-- Data records --

[Begin]

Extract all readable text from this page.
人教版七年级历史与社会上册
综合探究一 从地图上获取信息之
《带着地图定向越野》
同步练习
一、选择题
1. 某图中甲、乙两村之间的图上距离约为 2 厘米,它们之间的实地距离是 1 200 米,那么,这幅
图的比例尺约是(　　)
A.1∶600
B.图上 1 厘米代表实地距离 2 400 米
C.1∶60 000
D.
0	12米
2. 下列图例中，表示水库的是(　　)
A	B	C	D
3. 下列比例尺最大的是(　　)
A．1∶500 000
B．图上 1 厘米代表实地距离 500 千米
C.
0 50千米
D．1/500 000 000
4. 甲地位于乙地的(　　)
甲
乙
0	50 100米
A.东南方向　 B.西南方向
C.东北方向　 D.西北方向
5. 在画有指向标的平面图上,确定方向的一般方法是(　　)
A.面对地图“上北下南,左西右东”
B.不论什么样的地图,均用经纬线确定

[End]
[Begin]

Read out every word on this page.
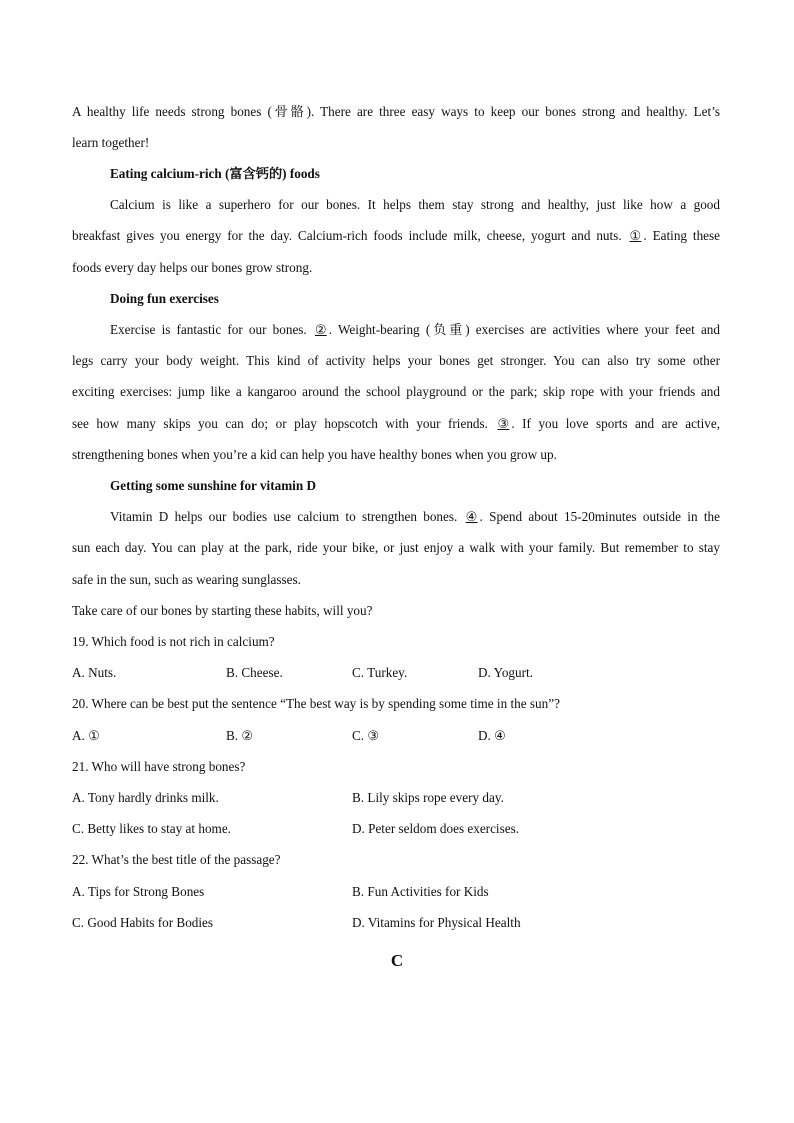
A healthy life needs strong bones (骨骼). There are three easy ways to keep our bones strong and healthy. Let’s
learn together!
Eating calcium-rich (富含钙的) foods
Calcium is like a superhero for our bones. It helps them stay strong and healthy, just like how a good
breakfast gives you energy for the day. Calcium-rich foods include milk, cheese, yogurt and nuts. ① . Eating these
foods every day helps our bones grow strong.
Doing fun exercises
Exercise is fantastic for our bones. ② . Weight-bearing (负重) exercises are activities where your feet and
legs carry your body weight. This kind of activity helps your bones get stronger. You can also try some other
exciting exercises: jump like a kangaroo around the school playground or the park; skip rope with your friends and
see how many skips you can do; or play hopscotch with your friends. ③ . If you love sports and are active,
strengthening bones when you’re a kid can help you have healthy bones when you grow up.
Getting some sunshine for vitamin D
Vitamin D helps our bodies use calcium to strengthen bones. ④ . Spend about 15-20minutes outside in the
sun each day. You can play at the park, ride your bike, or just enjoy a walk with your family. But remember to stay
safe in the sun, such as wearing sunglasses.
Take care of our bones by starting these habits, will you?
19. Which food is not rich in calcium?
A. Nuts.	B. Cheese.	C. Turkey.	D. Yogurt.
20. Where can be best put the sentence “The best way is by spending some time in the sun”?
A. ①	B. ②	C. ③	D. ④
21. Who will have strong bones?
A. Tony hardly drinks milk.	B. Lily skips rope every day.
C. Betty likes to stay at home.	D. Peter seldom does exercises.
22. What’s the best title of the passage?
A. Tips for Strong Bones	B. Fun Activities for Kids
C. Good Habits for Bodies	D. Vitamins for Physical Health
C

[End]

-- Stated task --
Filter the data for the string "friends" and copy every line that has it.

-- Output for this exercise --
exciting exercises: jump like a kangaroo around the school playground or the park; skip rope with your friends and
see how many skips you can do; or play hopscotch with your friends. ③ . If you love sports and are active,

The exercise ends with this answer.